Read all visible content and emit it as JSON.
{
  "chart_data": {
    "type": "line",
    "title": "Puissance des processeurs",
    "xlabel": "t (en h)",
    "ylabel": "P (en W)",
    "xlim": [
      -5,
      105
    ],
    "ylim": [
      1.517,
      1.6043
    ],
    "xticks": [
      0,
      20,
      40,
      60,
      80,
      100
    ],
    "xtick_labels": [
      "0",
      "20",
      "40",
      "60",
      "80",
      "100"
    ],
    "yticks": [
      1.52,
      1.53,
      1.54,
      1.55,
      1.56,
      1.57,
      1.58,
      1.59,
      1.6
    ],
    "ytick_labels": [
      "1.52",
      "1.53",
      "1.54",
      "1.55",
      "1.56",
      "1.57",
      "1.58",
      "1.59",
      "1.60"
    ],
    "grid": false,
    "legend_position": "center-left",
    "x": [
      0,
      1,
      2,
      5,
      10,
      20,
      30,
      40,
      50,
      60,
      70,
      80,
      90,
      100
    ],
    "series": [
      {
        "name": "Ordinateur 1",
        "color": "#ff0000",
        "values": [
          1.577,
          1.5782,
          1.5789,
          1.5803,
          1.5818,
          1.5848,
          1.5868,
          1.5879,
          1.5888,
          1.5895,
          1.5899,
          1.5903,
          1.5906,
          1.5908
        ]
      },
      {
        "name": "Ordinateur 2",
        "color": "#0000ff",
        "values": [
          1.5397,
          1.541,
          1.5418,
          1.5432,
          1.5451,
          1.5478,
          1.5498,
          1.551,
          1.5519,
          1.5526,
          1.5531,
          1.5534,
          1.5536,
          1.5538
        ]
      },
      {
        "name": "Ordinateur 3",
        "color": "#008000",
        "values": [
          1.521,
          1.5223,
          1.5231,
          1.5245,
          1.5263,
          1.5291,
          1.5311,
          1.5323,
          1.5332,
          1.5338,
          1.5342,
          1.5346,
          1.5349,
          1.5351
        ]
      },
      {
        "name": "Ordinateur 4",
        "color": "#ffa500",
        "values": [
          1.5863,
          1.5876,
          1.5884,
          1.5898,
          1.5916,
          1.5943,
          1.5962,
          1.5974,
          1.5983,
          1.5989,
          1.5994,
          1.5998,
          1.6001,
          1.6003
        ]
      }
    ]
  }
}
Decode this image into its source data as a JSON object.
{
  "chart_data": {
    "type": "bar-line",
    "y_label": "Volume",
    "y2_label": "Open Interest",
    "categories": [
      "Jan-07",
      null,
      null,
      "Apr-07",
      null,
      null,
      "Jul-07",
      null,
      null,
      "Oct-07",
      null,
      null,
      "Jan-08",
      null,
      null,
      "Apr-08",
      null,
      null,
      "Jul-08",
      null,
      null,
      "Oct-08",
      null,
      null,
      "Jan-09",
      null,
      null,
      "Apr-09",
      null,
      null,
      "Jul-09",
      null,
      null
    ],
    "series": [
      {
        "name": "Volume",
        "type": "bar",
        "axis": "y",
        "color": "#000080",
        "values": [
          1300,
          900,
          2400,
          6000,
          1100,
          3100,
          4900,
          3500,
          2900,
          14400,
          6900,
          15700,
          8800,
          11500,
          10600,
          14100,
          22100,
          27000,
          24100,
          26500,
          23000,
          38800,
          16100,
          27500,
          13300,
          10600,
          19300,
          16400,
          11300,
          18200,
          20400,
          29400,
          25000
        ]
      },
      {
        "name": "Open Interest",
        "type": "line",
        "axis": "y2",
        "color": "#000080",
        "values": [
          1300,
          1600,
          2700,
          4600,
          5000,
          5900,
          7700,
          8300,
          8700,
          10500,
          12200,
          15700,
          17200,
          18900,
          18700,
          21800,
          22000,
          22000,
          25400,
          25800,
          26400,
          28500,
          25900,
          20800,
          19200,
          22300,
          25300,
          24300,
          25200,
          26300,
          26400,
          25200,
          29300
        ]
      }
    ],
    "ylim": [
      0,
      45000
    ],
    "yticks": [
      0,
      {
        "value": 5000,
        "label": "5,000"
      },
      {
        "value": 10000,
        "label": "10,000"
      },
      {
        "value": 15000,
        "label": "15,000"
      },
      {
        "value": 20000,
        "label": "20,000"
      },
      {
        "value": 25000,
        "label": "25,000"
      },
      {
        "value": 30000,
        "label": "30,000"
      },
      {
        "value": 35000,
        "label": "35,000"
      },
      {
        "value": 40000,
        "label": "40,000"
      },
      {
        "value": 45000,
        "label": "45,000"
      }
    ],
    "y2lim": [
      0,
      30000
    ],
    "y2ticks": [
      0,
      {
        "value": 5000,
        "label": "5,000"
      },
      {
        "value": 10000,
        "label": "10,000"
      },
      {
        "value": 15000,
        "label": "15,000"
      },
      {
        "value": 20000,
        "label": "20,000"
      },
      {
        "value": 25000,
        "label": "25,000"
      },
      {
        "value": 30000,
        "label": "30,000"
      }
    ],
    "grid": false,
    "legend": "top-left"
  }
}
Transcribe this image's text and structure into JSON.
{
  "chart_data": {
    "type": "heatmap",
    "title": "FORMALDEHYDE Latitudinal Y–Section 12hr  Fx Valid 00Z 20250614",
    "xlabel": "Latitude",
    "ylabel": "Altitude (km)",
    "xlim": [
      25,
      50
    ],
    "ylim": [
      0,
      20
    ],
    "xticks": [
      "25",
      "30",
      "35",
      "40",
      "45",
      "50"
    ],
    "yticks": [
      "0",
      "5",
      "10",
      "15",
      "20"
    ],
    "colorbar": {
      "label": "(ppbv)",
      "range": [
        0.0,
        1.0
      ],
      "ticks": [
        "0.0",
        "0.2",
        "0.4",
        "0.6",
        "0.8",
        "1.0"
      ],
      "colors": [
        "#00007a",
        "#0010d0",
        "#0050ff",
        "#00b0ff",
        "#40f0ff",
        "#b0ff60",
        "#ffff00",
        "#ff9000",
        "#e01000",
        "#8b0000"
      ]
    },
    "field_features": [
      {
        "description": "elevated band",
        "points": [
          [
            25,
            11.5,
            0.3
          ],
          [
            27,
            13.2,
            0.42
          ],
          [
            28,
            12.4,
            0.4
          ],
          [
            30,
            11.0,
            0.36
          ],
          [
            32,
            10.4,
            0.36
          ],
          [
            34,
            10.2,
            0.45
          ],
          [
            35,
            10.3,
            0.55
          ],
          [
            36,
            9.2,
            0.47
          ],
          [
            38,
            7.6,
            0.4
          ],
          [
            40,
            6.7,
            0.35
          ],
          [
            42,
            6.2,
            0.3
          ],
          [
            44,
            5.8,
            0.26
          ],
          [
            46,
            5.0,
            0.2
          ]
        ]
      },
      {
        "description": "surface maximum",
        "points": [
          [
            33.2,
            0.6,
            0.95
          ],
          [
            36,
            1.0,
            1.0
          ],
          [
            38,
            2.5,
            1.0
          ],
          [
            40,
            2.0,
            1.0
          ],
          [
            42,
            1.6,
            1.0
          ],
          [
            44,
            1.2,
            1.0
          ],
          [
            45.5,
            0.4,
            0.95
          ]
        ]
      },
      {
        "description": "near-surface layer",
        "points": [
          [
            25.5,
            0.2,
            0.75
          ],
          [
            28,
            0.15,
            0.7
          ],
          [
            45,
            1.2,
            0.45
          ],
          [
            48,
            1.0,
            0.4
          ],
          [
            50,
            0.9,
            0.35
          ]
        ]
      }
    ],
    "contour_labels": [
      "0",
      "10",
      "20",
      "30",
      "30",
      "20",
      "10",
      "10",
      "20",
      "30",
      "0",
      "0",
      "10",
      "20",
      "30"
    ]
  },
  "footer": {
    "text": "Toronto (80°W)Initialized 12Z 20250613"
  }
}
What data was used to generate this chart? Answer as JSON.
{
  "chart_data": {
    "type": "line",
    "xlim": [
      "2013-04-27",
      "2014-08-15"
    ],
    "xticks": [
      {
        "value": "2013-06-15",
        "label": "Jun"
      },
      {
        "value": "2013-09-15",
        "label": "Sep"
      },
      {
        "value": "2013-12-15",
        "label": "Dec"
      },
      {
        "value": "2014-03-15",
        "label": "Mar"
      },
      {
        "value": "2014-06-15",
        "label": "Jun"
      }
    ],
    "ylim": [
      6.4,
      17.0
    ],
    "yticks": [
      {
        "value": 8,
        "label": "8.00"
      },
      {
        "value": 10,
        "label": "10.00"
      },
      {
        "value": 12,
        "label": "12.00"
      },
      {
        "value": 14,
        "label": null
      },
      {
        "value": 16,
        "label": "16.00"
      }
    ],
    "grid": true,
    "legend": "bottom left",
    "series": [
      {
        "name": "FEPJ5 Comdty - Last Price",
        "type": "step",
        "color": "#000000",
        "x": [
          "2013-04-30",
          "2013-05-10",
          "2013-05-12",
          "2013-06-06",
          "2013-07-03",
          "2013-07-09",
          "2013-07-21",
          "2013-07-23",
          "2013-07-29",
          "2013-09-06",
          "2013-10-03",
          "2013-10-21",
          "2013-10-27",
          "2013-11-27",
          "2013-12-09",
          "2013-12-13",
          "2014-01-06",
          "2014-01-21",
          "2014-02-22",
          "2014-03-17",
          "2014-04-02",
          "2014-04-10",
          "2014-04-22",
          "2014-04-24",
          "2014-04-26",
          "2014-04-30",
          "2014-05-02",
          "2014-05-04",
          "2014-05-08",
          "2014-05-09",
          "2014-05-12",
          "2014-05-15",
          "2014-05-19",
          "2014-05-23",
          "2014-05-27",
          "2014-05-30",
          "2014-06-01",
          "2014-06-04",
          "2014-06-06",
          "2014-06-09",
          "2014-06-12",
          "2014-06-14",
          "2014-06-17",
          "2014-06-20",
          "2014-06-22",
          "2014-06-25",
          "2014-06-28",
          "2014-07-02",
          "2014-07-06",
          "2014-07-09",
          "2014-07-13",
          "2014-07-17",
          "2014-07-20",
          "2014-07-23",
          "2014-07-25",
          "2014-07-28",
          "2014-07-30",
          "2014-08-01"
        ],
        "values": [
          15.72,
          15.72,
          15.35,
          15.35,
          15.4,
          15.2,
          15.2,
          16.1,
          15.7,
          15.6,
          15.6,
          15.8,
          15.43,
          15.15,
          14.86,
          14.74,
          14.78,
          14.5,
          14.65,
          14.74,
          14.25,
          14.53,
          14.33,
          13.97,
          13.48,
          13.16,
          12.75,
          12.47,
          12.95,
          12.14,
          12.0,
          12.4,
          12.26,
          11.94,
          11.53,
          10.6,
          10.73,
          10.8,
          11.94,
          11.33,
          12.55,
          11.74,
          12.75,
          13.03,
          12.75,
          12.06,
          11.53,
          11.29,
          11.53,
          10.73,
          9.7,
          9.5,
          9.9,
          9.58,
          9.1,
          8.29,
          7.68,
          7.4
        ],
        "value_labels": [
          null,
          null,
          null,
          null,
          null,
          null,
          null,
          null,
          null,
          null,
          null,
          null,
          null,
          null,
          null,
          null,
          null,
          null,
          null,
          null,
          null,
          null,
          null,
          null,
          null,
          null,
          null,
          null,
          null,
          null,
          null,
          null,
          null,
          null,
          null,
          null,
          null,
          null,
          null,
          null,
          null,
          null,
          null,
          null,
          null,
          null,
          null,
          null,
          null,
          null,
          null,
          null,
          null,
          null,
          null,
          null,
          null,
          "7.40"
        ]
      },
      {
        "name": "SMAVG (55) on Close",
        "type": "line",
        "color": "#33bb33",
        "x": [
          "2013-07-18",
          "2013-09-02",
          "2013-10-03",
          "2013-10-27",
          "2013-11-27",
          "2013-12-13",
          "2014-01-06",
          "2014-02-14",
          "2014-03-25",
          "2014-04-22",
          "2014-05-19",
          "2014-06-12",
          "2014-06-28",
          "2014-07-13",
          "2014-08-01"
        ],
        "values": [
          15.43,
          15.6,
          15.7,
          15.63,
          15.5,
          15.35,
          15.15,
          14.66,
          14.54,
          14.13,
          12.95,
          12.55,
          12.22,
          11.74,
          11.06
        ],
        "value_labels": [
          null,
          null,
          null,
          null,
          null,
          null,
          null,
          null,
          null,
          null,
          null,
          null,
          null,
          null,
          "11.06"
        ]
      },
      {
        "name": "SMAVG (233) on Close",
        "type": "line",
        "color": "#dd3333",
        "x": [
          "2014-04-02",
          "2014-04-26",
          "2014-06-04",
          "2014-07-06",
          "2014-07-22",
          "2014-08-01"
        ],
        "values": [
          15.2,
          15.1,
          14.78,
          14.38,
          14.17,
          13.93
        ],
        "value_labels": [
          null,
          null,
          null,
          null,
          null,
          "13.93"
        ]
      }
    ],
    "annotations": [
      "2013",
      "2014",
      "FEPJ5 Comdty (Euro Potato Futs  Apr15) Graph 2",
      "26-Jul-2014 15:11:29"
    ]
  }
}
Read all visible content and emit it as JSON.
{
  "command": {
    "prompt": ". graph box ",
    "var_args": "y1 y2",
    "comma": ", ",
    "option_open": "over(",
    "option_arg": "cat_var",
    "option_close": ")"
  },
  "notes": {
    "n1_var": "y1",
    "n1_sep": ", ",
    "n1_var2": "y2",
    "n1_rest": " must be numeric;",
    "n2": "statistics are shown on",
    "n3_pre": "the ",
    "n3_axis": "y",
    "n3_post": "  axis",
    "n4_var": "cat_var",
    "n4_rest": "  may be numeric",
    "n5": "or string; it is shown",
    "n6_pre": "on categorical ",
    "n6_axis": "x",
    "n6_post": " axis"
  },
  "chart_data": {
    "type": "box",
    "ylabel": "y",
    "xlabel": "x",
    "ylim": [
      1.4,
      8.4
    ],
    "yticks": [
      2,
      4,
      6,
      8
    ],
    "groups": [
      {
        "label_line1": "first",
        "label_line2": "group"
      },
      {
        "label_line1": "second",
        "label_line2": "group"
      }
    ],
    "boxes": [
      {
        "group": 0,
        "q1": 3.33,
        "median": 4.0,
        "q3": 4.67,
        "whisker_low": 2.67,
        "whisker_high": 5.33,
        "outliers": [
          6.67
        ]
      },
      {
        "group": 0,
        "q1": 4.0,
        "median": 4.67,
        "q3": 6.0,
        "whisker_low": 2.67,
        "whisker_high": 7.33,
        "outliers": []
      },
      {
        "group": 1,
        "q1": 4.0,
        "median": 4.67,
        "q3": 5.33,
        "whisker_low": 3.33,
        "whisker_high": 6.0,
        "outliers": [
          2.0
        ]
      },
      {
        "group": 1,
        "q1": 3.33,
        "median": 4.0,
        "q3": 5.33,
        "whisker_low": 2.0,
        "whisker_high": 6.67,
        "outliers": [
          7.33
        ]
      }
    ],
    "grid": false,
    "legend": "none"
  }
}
- - - -
• [REQUEST]:
Copy, from the material above, each line in which the string "Interest" occurs.

• [ANSWER IN FULL]:
    "y2_label": "Open Interest",
        "name": "Open Interest",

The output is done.